[BEGIN Exercise data]

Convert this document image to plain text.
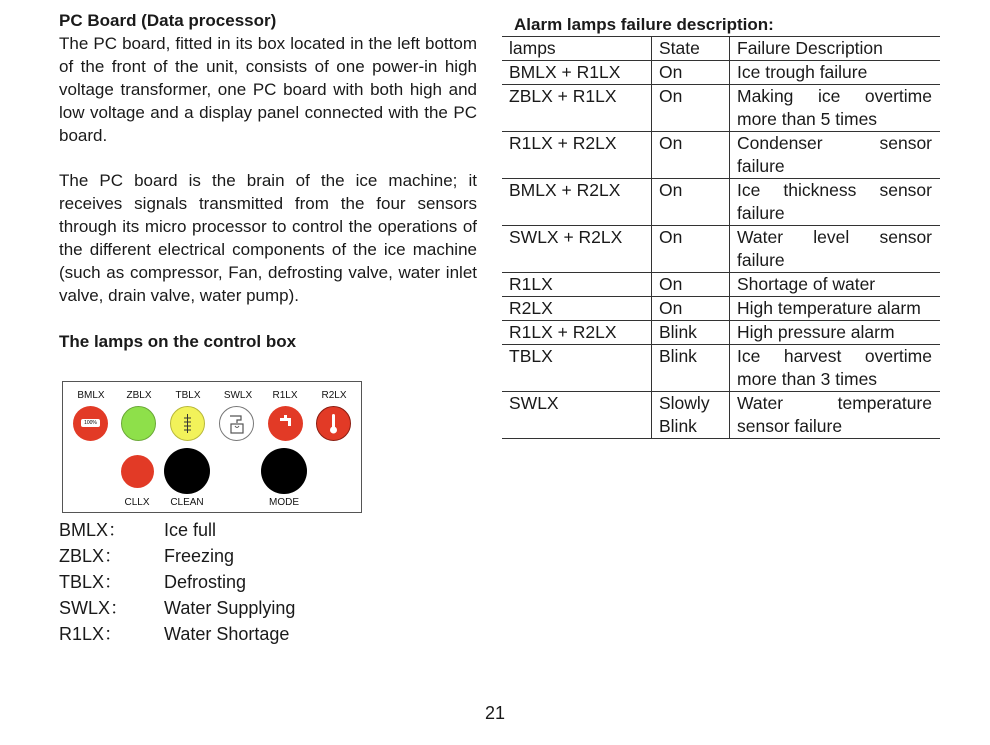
PC Board (Data processor)

The PC board, fitted in its box located in the left bottom of the front of the unit, consists of one power-in high voltage transformer, one PC board with both high and low voltage and a display panel connected with the PC board.

The PC board is the brain of the ice machine; it receives signals transmitted from the four sensors through its micro processor to control the operations of the different electrical components of the ice machine (such as compressor, Fan, defrosting valve, water inlet valve, drain valve, water pump).

The lamps on the control box

BMLX	ZBLX	TBLX	SWLX	R1LX	R2LX
100%
CLLX	CLEAN	MODE
BMLX： Ice full
ZBLX： Freezing
TBLX： Defrosting
SWLX： Water Supplying
R1LX： Water Shortage

Alarm lamps failure description:

lamps	State	Failure Description
BMLX + R1LX	On	Ice trough failure
ZBLX + R1LX	On	Making ice overtime more than 5 times
R1LX + R2LX	On	Condenser sensor failure
BMLX + R2LX	On	Ice thickness sensor failure
SWLX + R2LX	On	Water level sensor failure
R1LX	On	Shortage of water
R2LX	On	High temperature alarm
R1LX + R2LX	Blink	High pressure alarm
TBLX	Blink	Ice harvest overtime more than 3 times
SWLX	Slowly Blink	Water temperature sensor failure
21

[END Exercise data]

■ Exercise
Each entry should be repeated exactly as it appears; the pictures stay out.

■ Exercise result
Convert this document image to plain text.
PC Board (Data processor)

The PC board, fitted in its box located in the left bottom of the front of the unit, consists of one power-in high voltage transformer, one PC board with both high and low voltage and a display panel connected with the PC board.

The PC board is the brain of the ice machine; it receives signals transmitted from the four sensors through its micro processor to control the operations of the different electrical components of the ice machine (such as compressor, Fan, defrosting valve, water inlet valve, drain valve, water pump).

The lamps on the control box

BMLX	ZBLX	TBLX	SWLX	R1LX	R2LX
100%
CLLX	CLEAN	MODE
BMLX： Ice full
ZBLX： Freezing
TBLX： Defrosting
SWLX： Water Supplying
R1LX： Water Shortage

Alarm lamps failure description:

lamps	State	Failure Description
BMLX + R1LX	On	Ice trough failure
ZBLX + R1LX	On	Making ice overtime more than 5 times
R1LX + R2LX	On	Condenser sensor failure
BMLX + R2LX	On	Ice thickness sensor failure
SWLX + R2LX	On	Water level sensor failure
R1LX	On	Shortage of water
R2LX	On	High temperature alarm
R1LX + R2LX	Blink	High pressure alarm
TBLX	Blink	Ice harvest overtime more than 3 times
SWLX	Slowly Blink	Water temperature sensor failure
21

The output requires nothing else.